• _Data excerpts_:
————————
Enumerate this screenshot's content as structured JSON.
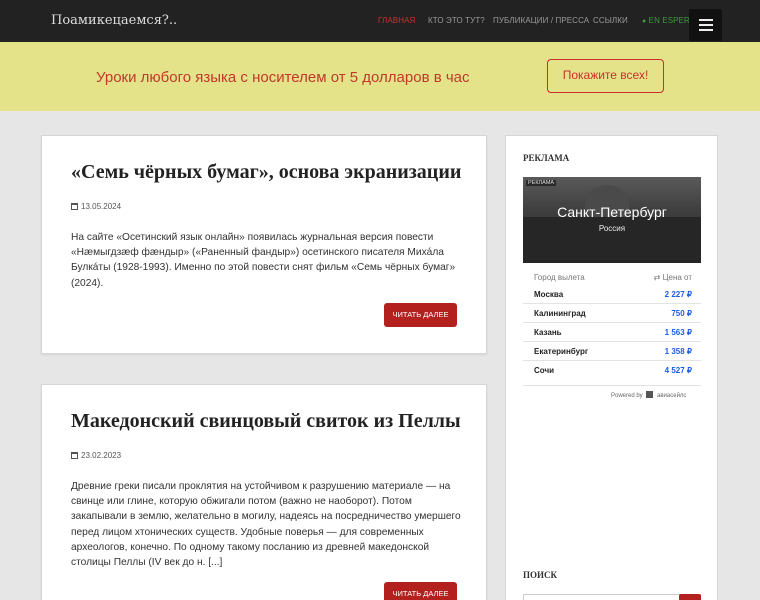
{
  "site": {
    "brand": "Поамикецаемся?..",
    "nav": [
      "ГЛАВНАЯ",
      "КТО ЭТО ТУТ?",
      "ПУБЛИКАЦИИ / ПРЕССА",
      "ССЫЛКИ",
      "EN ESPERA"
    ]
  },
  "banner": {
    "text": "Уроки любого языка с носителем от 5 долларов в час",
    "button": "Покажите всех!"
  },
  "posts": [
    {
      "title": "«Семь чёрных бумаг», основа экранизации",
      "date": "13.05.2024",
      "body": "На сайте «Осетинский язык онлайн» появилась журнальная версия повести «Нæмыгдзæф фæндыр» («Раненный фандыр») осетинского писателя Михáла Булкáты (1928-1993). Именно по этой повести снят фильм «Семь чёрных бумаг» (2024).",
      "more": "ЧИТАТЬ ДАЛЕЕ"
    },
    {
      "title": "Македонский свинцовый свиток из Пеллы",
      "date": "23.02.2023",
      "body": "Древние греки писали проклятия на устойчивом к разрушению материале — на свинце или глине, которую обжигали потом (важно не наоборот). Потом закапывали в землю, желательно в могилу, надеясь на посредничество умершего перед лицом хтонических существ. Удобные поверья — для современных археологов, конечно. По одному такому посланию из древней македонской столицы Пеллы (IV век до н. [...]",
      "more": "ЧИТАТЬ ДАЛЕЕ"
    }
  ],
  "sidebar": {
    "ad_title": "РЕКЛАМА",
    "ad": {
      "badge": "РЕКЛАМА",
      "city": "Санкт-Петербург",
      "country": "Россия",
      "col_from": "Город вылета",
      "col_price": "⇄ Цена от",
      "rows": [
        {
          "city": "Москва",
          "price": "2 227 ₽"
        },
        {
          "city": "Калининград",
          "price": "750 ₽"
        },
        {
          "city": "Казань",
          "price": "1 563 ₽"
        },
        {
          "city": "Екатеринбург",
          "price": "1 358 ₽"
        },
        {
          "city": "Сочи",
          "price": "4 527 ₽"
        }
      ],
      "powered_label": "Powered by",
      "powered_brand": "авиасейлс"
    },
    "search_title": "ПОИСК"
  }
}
————————
• _Required task_: Lines that hold "city" are the ones to copy; find all of them.

• _Reply_:
      "city": "Санкт-Петербург",
          "city": "Москва",
          "city": "Калининград",
          "city": "Казань",
          "city": "Екатеринбург",
          "city": "Сочи",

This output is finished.